> TASK DETAILS
Every record here should be printed again exactly.

> ENTRIES SUPPLIED
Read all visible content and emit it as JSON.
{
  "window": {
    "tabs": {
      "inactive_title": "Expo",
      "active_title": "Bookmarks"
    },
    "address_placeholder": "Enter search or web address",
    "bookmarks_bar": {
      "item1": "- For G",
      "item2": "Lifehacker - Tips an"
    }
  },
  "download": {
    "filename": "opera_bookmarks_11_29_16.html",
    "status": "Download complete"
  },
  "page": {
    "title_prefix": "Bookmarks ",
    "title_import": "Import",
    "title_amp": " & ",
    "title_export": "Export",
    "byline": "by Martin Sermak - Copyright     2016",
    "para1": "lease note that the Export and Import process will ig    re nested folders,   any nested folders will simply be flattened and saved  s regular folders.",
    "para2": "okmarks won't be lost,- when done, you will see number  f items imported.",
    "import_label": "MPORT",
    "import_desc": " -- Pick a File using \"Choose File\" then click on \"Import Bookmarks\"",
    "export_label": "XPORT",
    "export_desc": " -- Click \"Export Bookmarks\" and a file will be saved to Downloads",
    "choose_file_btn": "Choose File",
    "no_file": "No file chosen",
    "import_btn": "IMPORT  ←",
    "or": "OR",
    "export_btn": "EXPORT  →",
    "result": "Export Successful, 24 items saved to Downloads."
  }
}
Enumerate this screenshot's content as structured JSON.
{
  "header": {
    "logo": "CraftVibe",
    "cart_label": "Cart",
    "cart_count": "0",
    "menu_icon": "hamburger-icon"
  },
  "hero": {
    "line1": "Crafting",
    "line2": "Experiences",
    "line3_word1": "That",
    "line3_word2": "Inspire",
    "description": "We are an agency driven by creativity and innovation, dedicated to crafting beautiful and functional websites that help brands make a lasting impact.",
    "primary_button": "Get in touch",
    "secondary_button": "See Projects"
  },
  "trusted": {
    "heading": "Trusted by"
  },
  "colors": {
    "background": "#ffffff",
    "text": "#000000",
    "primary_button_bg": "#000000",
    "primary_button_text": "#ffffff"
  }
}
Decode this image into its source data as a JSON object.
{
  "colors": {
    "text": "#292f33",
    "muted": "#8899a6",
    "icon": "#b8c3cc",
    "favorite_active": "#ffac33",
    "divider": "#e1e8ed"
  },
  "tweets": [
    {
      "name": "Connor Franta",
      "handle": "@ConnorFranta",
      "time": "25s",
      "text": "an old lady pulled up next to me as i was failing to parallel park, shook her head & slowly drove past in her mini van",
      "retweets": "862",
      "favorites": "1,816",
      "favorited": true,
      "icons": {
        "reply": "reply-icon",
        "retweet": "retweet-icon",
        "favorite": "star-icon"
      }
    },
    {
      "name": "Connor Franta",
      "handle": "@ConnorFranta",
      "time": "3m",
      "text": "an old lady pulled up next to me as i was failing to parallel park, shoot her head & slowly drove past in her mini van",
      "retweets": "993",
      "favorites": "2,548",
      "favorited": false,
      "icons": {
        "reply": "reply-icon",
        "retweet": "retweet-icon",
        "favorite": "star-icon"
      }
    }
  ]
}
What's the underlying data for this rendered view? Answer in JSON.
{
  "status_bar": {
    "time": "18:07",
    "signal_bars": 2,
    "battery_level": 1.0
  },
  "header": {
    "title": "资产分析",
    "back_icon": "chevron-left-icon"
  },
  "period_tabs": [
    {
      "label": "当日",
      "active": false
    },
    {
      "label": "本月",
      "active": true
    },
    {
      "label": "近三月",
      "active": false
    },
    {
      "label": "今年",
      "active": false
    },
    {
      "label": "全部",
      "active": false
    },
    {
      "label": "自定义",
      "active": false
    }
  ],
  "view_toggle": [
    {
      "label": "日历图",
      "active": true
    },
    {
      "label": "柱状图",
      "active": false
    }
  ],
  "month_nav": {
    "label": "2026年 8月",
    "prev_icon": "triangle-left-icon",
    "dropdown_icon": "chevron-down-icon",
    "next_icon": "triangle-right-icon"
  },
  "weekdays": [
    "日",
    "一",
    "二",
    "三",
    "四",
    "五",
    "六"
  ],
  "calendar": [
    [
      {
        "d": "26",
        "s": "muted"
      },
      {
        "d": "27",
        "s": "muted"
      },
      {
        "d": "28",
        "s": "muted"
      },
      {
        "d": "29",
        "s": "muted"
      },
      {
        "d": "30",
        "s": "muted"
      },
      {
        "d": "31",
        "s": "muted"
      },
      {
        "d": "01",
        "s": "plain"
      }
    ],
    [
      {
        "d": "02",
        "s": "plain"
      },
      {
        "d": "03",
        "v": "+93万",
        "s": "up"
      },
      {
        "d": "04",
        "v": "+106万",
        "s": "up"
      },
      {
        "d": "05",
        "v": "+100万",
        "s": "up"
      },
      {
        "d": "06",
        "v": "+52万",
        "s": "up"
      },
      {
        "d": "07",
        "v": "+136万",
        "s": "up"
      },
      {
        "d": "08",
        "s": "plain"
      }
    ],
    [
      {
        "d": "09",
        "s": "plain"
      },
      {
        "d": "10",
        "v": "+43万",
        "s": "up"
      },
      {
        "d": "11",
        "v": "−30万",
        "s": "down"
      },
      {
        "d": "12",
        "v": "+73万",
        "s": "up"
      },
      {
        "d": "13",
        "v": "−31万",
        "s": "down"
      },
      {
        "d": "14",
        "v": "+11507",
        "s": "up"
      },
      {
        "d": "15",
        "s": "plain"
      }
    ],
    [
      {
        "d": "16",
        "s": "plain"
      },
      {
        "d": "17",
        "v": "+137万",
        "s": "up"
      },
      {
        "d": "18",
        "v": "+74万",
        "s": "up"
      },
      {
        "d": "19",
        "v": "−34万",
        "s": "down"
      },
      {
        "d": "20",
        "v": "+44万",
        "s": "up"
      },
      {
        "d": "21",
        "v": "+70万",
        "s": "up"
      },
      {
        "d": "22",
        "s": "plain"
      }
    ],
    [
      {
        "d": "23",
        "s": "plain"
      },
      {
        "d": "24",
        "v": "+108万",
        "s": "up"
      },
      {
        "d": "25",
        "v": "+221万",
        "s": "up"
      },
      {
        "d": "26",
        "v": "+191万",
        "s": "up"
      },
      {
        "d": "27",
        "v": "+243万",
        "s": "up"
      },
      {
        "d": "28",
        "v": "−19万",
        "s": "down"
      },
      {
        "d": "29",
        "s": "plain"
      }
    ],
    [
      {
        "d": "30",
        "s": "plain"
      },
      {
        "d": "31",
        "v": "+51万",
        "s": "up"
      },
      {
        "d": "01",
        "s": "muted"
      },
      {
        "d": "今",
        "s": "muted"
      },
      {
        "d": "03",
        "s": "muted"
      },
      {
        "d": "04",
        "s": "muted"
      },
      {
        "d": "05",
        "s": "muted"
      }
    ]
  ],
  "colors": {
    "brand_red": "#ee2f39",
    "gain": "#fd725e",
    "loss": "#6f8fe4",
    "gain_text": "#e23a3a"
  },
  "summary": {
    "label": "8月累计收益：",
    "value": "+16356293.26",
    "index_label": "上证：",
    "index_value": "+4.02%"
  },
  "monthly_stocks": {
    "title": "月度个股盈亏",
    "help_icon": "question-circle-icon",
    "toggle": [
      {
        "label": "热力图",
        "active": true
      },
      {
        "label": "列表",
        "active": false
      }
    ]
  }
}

> EXPECTED ANSWER
Read all visible content and emit it as JSON.
{
  "window": {
    "tabs": {
      "inactive_title": "Expo",
      "active_title": "Bookmarks"
    },
    "address_placeholder": "Enter search or web address",
    "bookmarks_bar": {
      "item1": "- For G",
      "item2": "Lifehacker - Tips an"
    }
  },
  "download": {
    "filename": "opera_bookmarks_11_29_16.html",
    "status": "Download complete"
  },
  "page": {
    "title_prefix": "Bookmarks ",
    "title_import": "Import",
    "title_amp": " & ",
    "title_export": "Export",
    "byline": "by Martin Sermak - Copyright     2016",
    "para1": "lease note that the Export and Import process will ig    re nested folders,   any nested folders will simply be flattened and saved  s regular folders.",
    "para2": "okmarks won't be lost,- when done, you will see number  f items imported.",
    "import_label": "MPORT",
    "import_desc": " -- Pick a File using \"Choose File\" then click on \"Import Bookmarks\"",
    "export_label": "XPORT",
    "export_desc": " -- Click \"Export Bookmarks\" and a file will be saved to Downloads",
    "choose_file_btn": "Choose File",
    "no_file": "No file chosen",
    "import_btn": "IMPORT  ←",
    "or": "OR",
    "export_btn": "EXPORT  →",
    "result": "Export Successful, 24 items saved to Downloads."
  }
}
Enumerate this screenshot's content as structured JSON.
{
  "header": {
    "logo": "CraftVibe",
    "cart_label": "Cart",
    "cart_count": "0",
    "menu_icon": "hamburger-icon"
  },
  "hero": {
    "line1": "Crafting",
    "line2": "Experiences",
    "line3_word1": "That",
    "line3_word2": "Inspire",
    "description": "We are an agency driven by creativity and innovation, dedicated to crafting beautiful and functional websites that help brands make a lasting impact.",
    "primary_button": "Get in touch",
    "secondary_button": "See Projects"
  },
  "trusted": {
    "heading": "Trusted by"
  },
  "colors": {
    "background": "#ffffff",
    "text": "#000000",
    "primary_button_bg": "#000000",
    "primary_button_text": "#ffffff"
  }
}
Decode this image into its source data as a JSON object.
{
  "colors": {
    "text": "#292f33",
    "muted": "#8899a6",
    "icon": "#b8c3cc",
    "favorite_active": "#ffac33",
    "divider": "#e1e8ed"
  },
  "tweets": [
    {
      "name": "Connor Franta",
      "handle": "@ConnorFranta",
      "time": "25s",
      "text": "an old lady pulled up next to me as i was failing to parallel park, shook her head & slowly drove past in her mini van",
      "retweets": "862",
      "favorites": "1,816",
      "favorited": true,
      "icons": {
        "reply": "reply-icon",
        "retweet": "retweet-icon",
        "favorite": "star-icon"
      }
    },
    {
      "name": "Connor Franta",
      "handle": "@ConnorFranta",
      "time": "3m",
      "text": "an old lady pulled up next to me as i was failing to parallel park, shoot her head & slowly drove past in her mini van",
      "retweets": "993",
      "favorites": "2,548",
      "favorited": false,
      "icons": {
        "reply": "reply-icon",
        "retweet": "retweet-icon",
        "favorite": "star-icon"
      }
    }
  ]
}
What's the underlying data for this rendered view? Answer in JSON.
{
  "status_bar": {
    "time": "18:07",
    "signal_bars": 2,
    "battery_level": 1.0
  },
  "header": {
    "title": "资产分析",
    "back_icon": "chevron-left-icon"
  },
  "period_tabs": [
    {
      "label": "当日",
      "active": false
    },
    {
      "label": "本月",
      "active": true
    },
    {
      "label": "近三月",
      "active": false
    },
    {
      "label": "今年",
      "active": false
    },
    {
      "label": "全部",
      "active": false
    },
    {
      "label": "自定义",
      "active": false
    }
  ],
  "view_toggle": [
    {
      "label": "日历图",
      "active": true
    },
    {
      "label": "柱状图",
      "active": false
    }
  ],
  "month_nav": {
    "label": "2026年 8月",
    "prev_icon": "triangle-left-icon",
    "dropdown_icon": "chevron-down-icon",
    "next_icon": "triangle-right-icon"
  },
  "weekdays": [
    "日",
    "一",
    "二",
    "三",
    "四",
    "五",
    "六"
  ],
  "calendar": [
    [
      {
        "d": "26",
        "s": "muted"
      },
      {
        "d": "27",
        "s": "muted"
      },
      {
        "d": "28",
        "s": "muted"
      },
      {
        "d": "29",
        "s": "muted"
      },
      {
        "d": "30",
        "s": "muted"
      },
      {
        "d": "31",
        "s": "muted"
      },
      {
        "d": "01",
        "s": "plain"
      }
    ],
    [
      {
        "d": "02",
        "s": "plain"
      },
      {
        "d": "03",
        "v": "+93万",
        "s": "up"
      },
      {
        "d": "04",
        "v": "+106万",
        "s": "up"
      },
      {
        "d": "05",
        "v": "+100万",
        "s": "up"
      },
      {
        "d": "06",
        "v": "+52万",
        "s": "up"
      },
      {
        "d": "07",
        "v": "+136万",
        "s": "up"
      },
      {
        "d": "08",
        "s": "plain"
      }
    ],
    [
      {
        "d": "09",
        "s": "plain"
      },
      {
        "d": "10",
        "v": "+43万",
        "s": "up"
      },
      {
        "d": "11",
        "v": "−30万",
        "s": "down"
      },
      {
        "d": "12",
        "v": "+73万",
        "s": "up"
      },
      {
        "d": "13",
        "v": "−31万",
        "s": "down"
      },
      {
        "d": "14",
        "v": "+11507",
        "s": "up"
      },
      {
        "d": "15",
        "s": "plain"
      }
    ],
    [
      {
        "d": "16",
        "s": "plain"
      },
      {
        "d": "17",
        "v": "+137万",
        "s": "up"
      },
      {
        "d": "18",
        "v": "+74万",
        "s": "up"
      },
      {
        "d": "19",
        "v": "−34万",
        "s": "down"
      },
      {
        "d": "20",
        "v": "+44万",
        "s": "up"
      },
      {
        "d": "21",
        "v": "+70万",
        "s": "up"
      },
      {
        "d": "22",
        "s": "plain"
      }
    ],
    [
      {
        "d": "23",
        "s": "plain"
      },
      {
        "d": "24",
        "v": "+108万",
        "s": "up"
      },
      {
        "d": "25",
        "v": "+221万",
        "s": "up"
      },
      {
        "d": "26",
        "v": "+191万",
        "s": "up"
      },
      {
        "d": "27",
        "v": "+243万",
        "s": "up"
      },
      {
        "d": "28",
        "v": "−19万",
        "s": "down"
      },
      {
        "d": "29",
        "s": "plain"
      }
    ],
    [
      {
        "d": "30",
        "s": "plain"
      },
      {
        "d": "31",
        "v": "+51万",
        "s": "up"
      },
      {
        "d": "01",
        "s": "muted"
      },
      {
        "d": "今",
        "s": "muted"
      },
      {
        "d": "03",
        "s": "muted"
      },
      {
        "d": "04",
        "s": "muted"
      },
      {
        "d": "05",
        "s": "muted"
      }
    ]
  ],
  "colors": {
    "brand_red": "#ee2f39",
    "gain": "#fd725e",
    "loss": "#6f8fe4",
    "gain_text": "#e23a3a"
  },
  "summary": {
    "label": "8月累计收益：",
    "value": "+16356293.26",
    "index_label": "上证：",
    "index_value": "+4.02%"
  },
  "monthly_stocks": {
    "title": "月度个股盈亏",
    "help_icon": "question-circle-icon",
    "toggle": [
      {
        "label": "热力图",
        "active": true
      },
      {
        "label": "列表",
        "active": false
      }
    ]
  }
}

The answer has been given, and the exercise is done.